— start of The data —

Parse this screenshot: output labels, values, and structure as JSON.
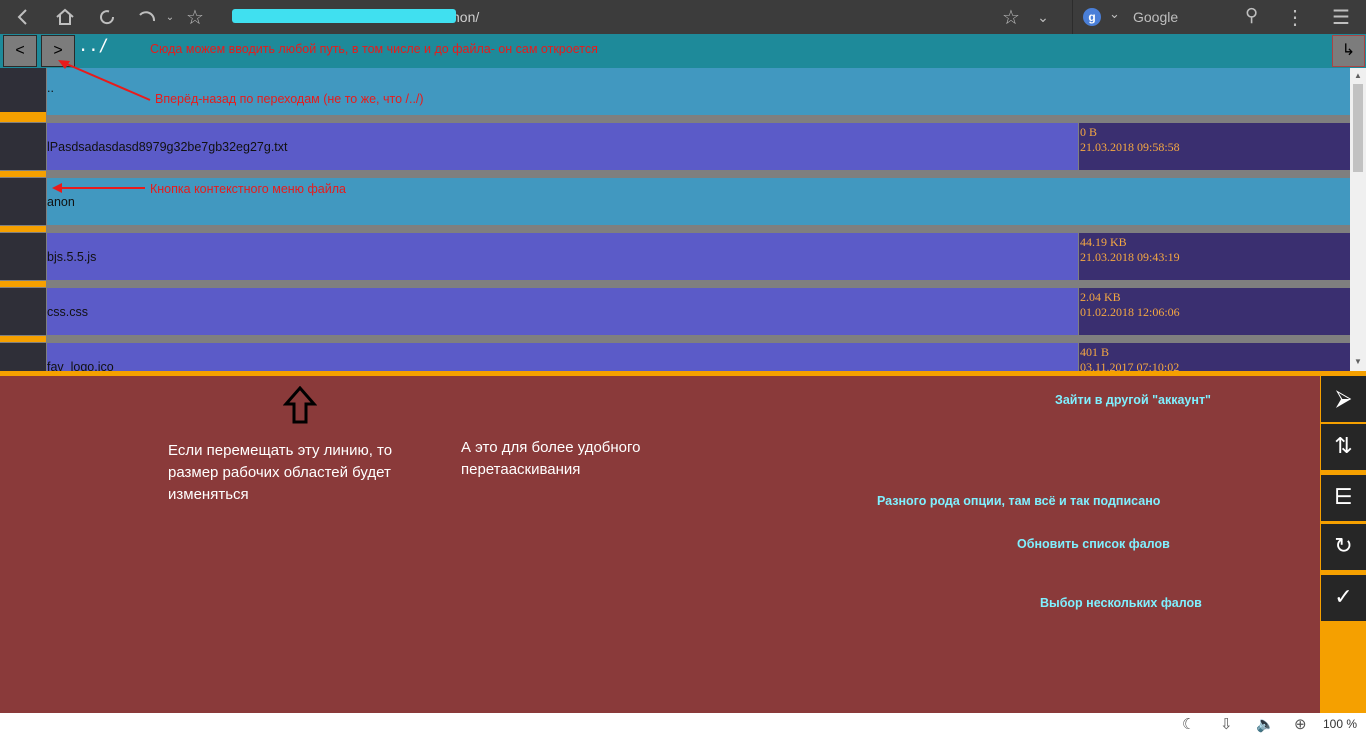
{
  "browser": {
    "url_suffix": "non/",
    "search_placeholder": "Google",
    "search_engine_letter": "g"
  },
  "path_bar": {
    "back_label": "<",
    "forward_label": ">",
    "path_value": "../",
    "hint": "Сюда можем вводить любой путь, в том числе и до файла- он сам откроется",
    "enter_label": "↳"
  },
  "annotations": {
    "nav_hint": "Вперёд-назад по переходам (не то же, что /../)",
    "context_hint": "Кнопка контекстного меню файла"
  },
  "files": [
    {
      "name": "..",
      "type": "folder"
    },
    {
      "name": "lPasdsadasdasd8979g32be7gb32eg27g.txt",
      "type": "file",
      "size": "0 B",
      "date": "21.03.2018 09:58:58"
    },
    {
      "name": "anon",
      "type": "folder"
    },
    {
      "name": "bjs.5.5.js",
      "type": "file",
      "size": "44.19 KB",
      "date": "21.03.2018 09:43:19"
    },
    {
      "name": "css.css",
      "type": "file",
      "size": "2.04 KB",
      "date": "01.02.2018 12:06:06"
    },
    {
      "name": "fav_logo.ico",
      "type": "file",
      "size": "401 B",
      "date": "03.11.2017 07:10:02"
    }
  ],
  "panel": {
    "resize_note": "Если перемещать эту линию, то размер рабочих областей будет изменяться",
    "drag_note": "А это для более удобного перетааскивания",
    "account_note": "Зайти в другой \"аккаунт\"",
    "options_note": "Разного рода опции, там всё и так подписано",
    "refresh_note": "Обновить список фалов",
    "select_note": "Выбор нескольких фалов"
  },
  "side_buttons": [
    {
      "icon": "login-icon",
      "glyph": "⮚"
    },
    {
      "icon": "sort-icon",
      "glyph": "⇅"
    },
    {
      "icon": "options-icon",
      "glyph": "⋿"
    },
    {
      "icon": "refresh-icon",
      "glyph": "↻"
    },
    {
      "icon": "check-icon",
      "glyph": "✓"
    }
  ],
  "status_bar": {
    "zoom": "100 %"
  },
  "colors": {
    "path_bar": "#1e8a9a",
    "folder_row": "#4198c0",
    "file_row": "#5b5bc8",
    "meta_bg": "#3a2f70",
    "accent": "#f5a000",
    "panel": "#8a3a3a",
    "annotation_red": "#e81b1b",
    "annotation_cyan": "#7ff0ff"
  }
}
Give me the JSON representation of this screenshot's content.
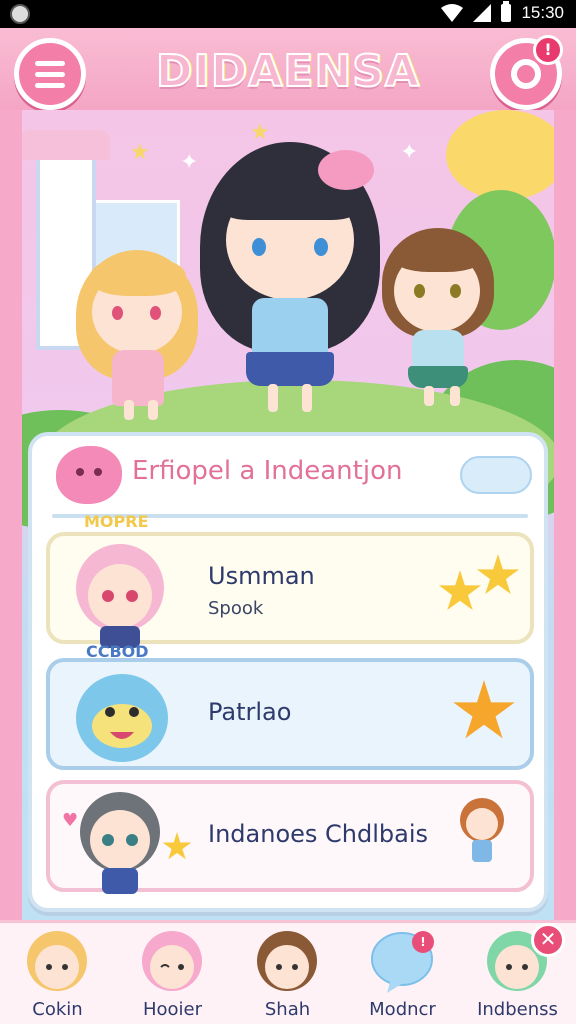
{
  "status_bar": {
    "time": "15:30"
  },
  "header": {
    "title": "DIDAENSA",
    "notification_badge": "!"
  },
  "panel": {
    "title": "Erfiopel a Indeantjon",
    "entries": [
      {
        "name": "Usmman",
        "subtitle": "Spook",
        "avatar_tag": "MOPRE"
      },
      {
        "name": "Patrlao",
        "subtitle": "",
        "avatar_tag": "CCBOD"
      },
      {
        "name": "Indanoes Chdlbais",
        "subtitle": "",
        "avatar_tag": ""
      }
    ]
  },
  "bottom_nav": {
    "items": [
      {
        "label": "Cokin",
        "icon": "blonde-girl-avatar"
      },
      {
        "label": "Hooier",
        "icon": "pink-girl-avatar"
      },
      {
        "label": "Shah",
        "icon": "brown-girl-avatar"
      },
      {
        "label": "Modncr",
        "icon": "speech-bubble-icon"
      },
      {
        "label": "Indbenss",
        "icon": "green-girl-avatar"
      }
    ],
    "close_label": "✕",
    "bubble_badge": "!"
  },
  "colors": {
    "primary_pink": "#f37fa9",
    "title_pink": "#e2719a",
    "text_navy": "#2d3a6b",
    "panel_border": "#cfe3f2"
  }
}
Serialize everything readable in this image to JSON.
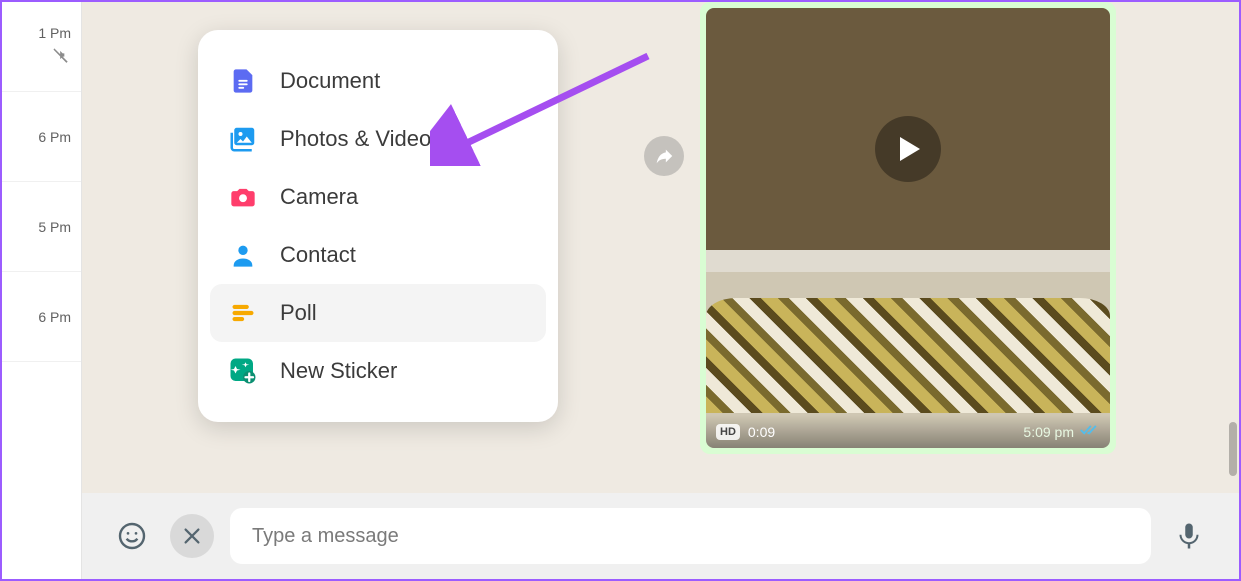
{
  "sidebar": {
    "items": [
      {
        "time": "1 Pm",
        "muted": true
      },
      {
        "time": "6 Pm",
        "muted": false
      },
      {
        "time": "5 Pm",
        "muted": false
      },
      {
        "time": "6 Pm",
        "muted": false
      }
    ]
  },
  "attach_menu": {
    "items": [
      {
        "label": "Document",
        "icon": "document-icon",
        "color": "#5c6bf2"
      },
      {
        "label": "Photos & Videos",
        "icon": "photos-videos-icon",
        "color": "#1d9bf0"
      },
      {
        "label": "Camera",
        "icon": "camera-icon",
        "color": "#ff3e6c"
      },
      {
        "label": "Contact",
        "icon": "contact-icon",
        "color": "#1d9bf0"
      },
      {
        "label": "Poll",
        "icon": "poll-icon",
        "color": "#f7a900"
      },
      {
        "label": "New Sticker",
        "icon": "new-sticker-icon",
        "color": "#00a884"
      }
    ],
    "hovered_index": 4
  },
  "video": {
    "hd": "HD",
    "duration": "0:09",
    "time": "5:09 pm",
    "status_icon": "double-check-icon"
  },
  "composer": {
    "placeholder": "Type a message"
  },
  "annotation": {
    "arrow_color": "#a54ef0"
  }
}
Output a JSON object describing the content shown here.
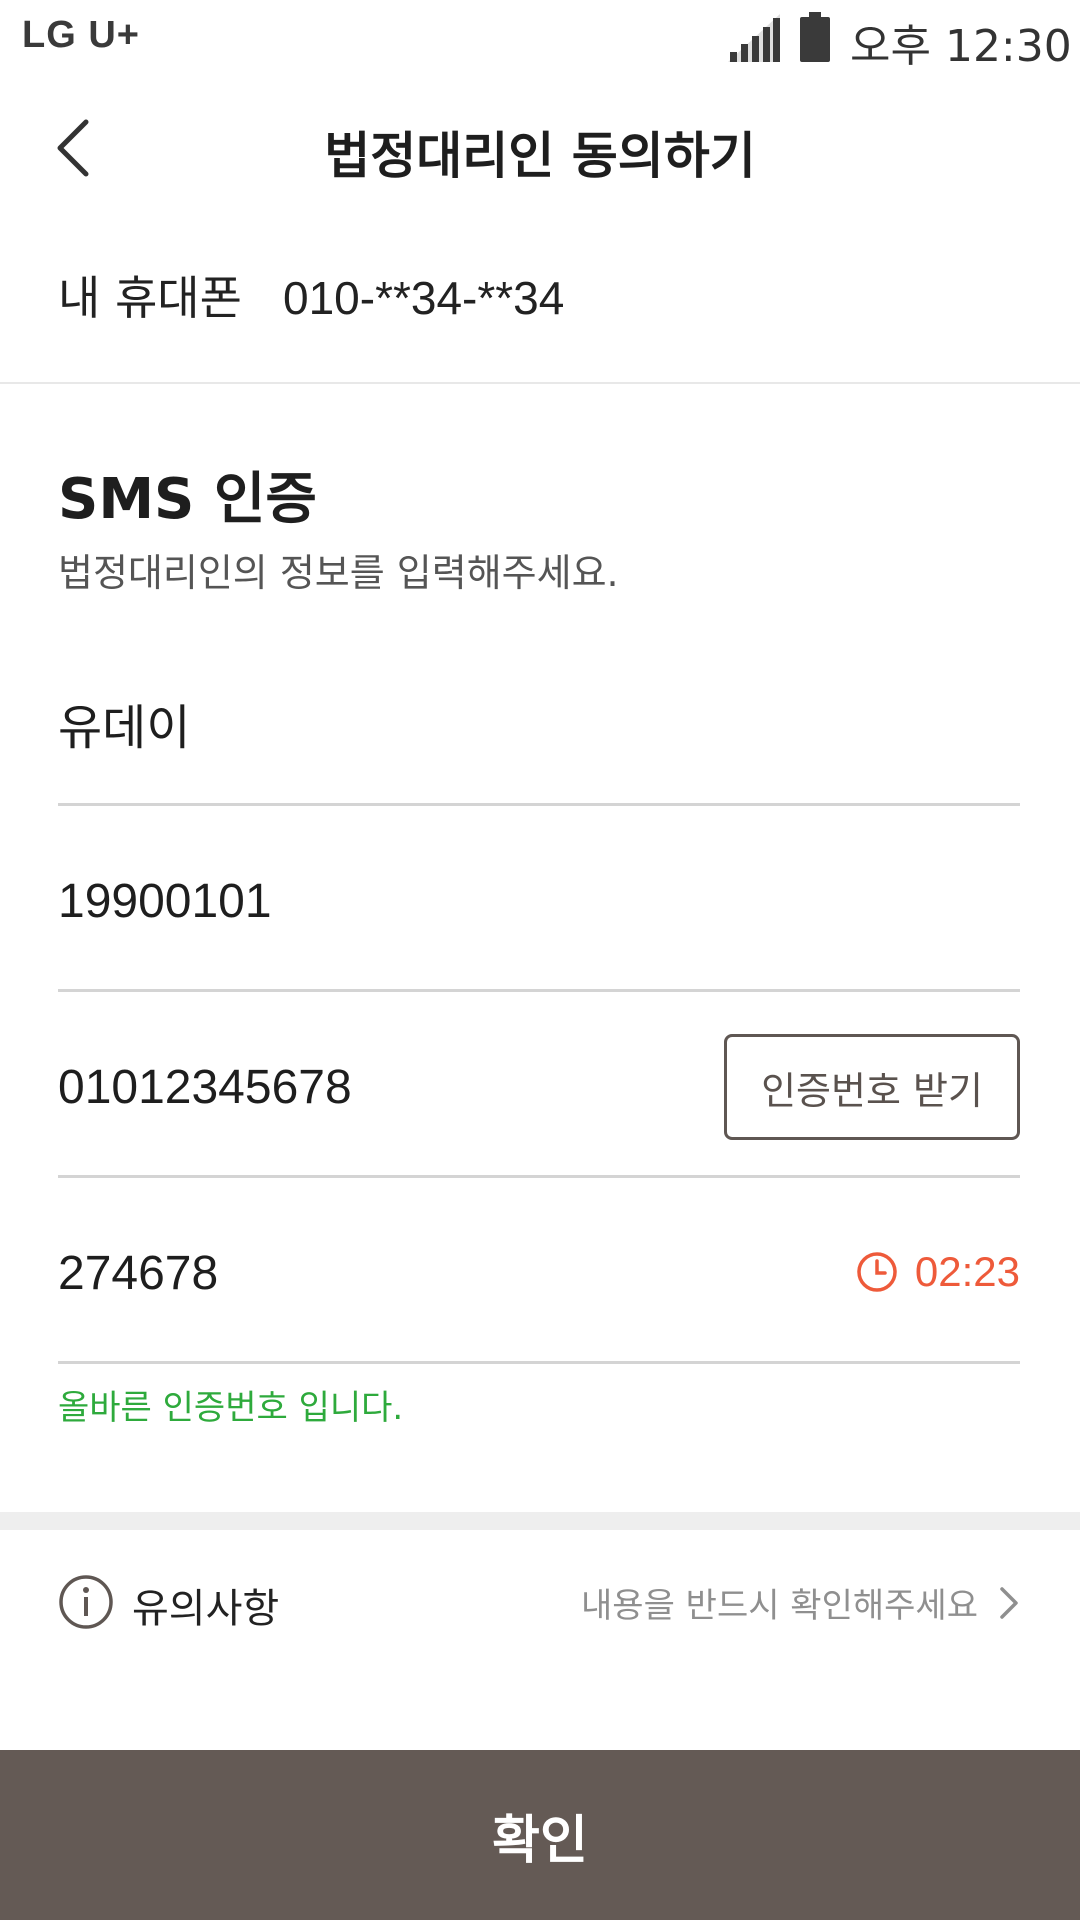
{
  "status_bar": {
    "carrier": "LG U+",
    "time": "오후 12:30",
    "icons": [
      "signal-icon",
      "battery-icon"
    ]
  },
  "header": {
    "back_icon": "chevron-left-icon",
    "title": "법정대리인 동의하기"
  },
  "my_phone": {
    "label": "내 휴대폰",
    "value": "010-**34-**34"
  },
  "sms_section": {
    "title": "SMS 인증",
    "subtitle": "법정대리인의 정보를 입력해주세요."
  },
  "form": {
    "name": "유데이",
    "birthdate": "19900101",
    "phone": "01012345678",
    "request_code_label": "인증번호 받기",
    "code": "274678",
    "timer": "02:23",
    "success_message": "올바른 인증번호 입니다."
  },
  "notice": {
    "icon": "info-icon",
    "title": "유의사항",
    "link_text": "내용을 반드시 확인해주세요"
  },
  "confirm_label": "확인",
  "colors": {
    "accent": "#645a55",
    "timer": "#ee5a3a",
    "success": "#2eaa3c",
    "divider": "#d4d4d4"
  }
}
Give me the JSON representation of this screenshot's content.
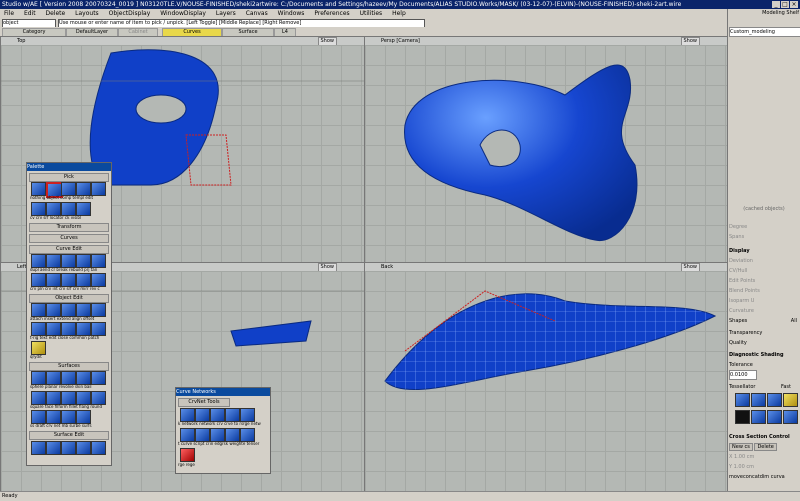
{
  "titlebar": {
    "title": "Studio w/AE  [ Version 2008  20070324_0019 ]  N03120TLE.V/NOUSE-FINISHED/sheki2artwire: C:/Documents and Settings/hazeev/My Documents/ALIAS STUDIO.Works/MASK/ (03-12-07)-(ELVIN)-(NOUSE-FINISHED)-sheki-2art.wire"
  },
  "menu": {
    "items": [
      "File",
      "Edit",
      "Delete",
      "Layouts",
      "ObjectDisplay",
      "WindowDisplay",
      "Layers",
      "Canvas",
      "Windows",
      "Preferences",
      "Utilities",
      "Help"
    ]
  },
  "prompt": {
    "object_field": "object",
    "hint": "Use mouse or enter name of item to pick / unpick. [Left Toggle] [Middle Replace] [Right Remove]"
  },
  "shelf_tabs": {
    "category": "Category",
    "default_layer": "DefaultLayer",
    "cabinet": "Cabinet",
    "curves": "Curves",
    "surface": "Surface",
    "l4": "L4"
  },
  "viewports": {
    "top": {
      "label": "Top",
      "show": "Show"
    },
    "persp": {
      "label": "Persp [Camera]",
      "show": "Show"
    },
    "left": {
      "label": "Left",
      "show": "Show"
    },
    "back": {
      "label": "Back",
      "show": "Show"
    }
  },
  "palette": {
    "title": "Palette",
    "pick": "Pick",
    "pick_labels": [
      "nothing",
      "object",
      "comp",
      "templ",
      "edit"
    ],
    "pick_labels2": [
      "cv",
      "crv srf",
      "locator",
      "ck visibl"
    ],
    "transform": "Transform",
    "curves": "Curves",
    "curve_edit": "Curve Edit",
    "curve_edit_labels": [
      "dupl",
      "aend",
      "cr",
      "break",
      "rebuild",
      "prj tan"
    ],
    "curve_edit_labels2": [
      "crv pln",
      "crv",
      "int",
      "crv",
      "srf",
      "crv",
      "mirr",
      "rev c"
    ],
    "object_edit": "Object Edit",
    "object_edit_labels": [
      "attach",
      "insert",
      "extend",
      "align",
      "offset"
    ],
    "object_edit_labels2": [
      "t-rig",
      "text edit",
      "close",
      "common",
      "patch"
    ],
    "object_edit_labels3": [
      "qrydit"
    ],
    "surfaces": "Surfaces",
    "surface_labels": [
      "sphere",
      "planar",
      "revolve",
      "skin",
      "bail"
    ],
    "surface_labels2": [
      "square",
      "face",
      "filform",
      "fillet",
      "flang",
      "round"
    ],
    "surface_labels3": [
      "ss",
      "draft",
      "crv net",
      "mb",
      "surbe",
      "surfs"
    ],
    "surface_edit": "Surface Edit"
  },
  "curve_networks": {
    "title": "Curve Networks",
    "tools": "CrvNet Tools",
    "labels1": "k network network crv crve to rsrge netw",
    "labels2": "t curve script crin edgrsk weighte tenser",
    "labels3": "rge rege"
  },
  "right_panel": {
    "modeling_shelf": "Modeling Shelf",
    "custom_modeling": "Custom_modeling",
    "control_panel": "(cached objects)",
    "degree": "Degree",
    "spans": "Spans",
    "display": "Display",
    "deviation": "Deviation",
    "cv_hull": "CV/Hull",
    "edit_points": "Edit Points",
    "blend_points": "Blend Points",
    "isoparm_u": "Isoparm U",
    "curvature": "Curvature",
    "shapes": "Shapes",
    "all": "All",
    "transparency": "Transparency",
    "quality": "Quality",
    "diagnostic": "Diagnostic Shading",
    "tolerance": "Tolerance",
    "tolerance_value": "0.0100",
    "tessellator": "Tessellator",
    "fast": "Fast",
    "cross_section": "Cross Section Control",
    "new_cs": "New cs",
    "delete": "Delete",
    "x_value": "X 1.00 cm",
    "y_value": "Y 1.00 cm",
    "footer": "moveconcatdim curva"
  },
  "status": {
    "text": "Ready"
  },
  "colors": {
    "surface_blue": "#1040c8",
    "title_bg": "#0a246a",
    "shelf_active": "#e8d84a",
    "curve_red": "#cc2020"
  }
}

— end of The data —

Copy out all lines where the word "фалов" appears.

▶ In response
    "refresh_note": "Обновить список фалов",
    "select_note": "Выбор нескольких фалов"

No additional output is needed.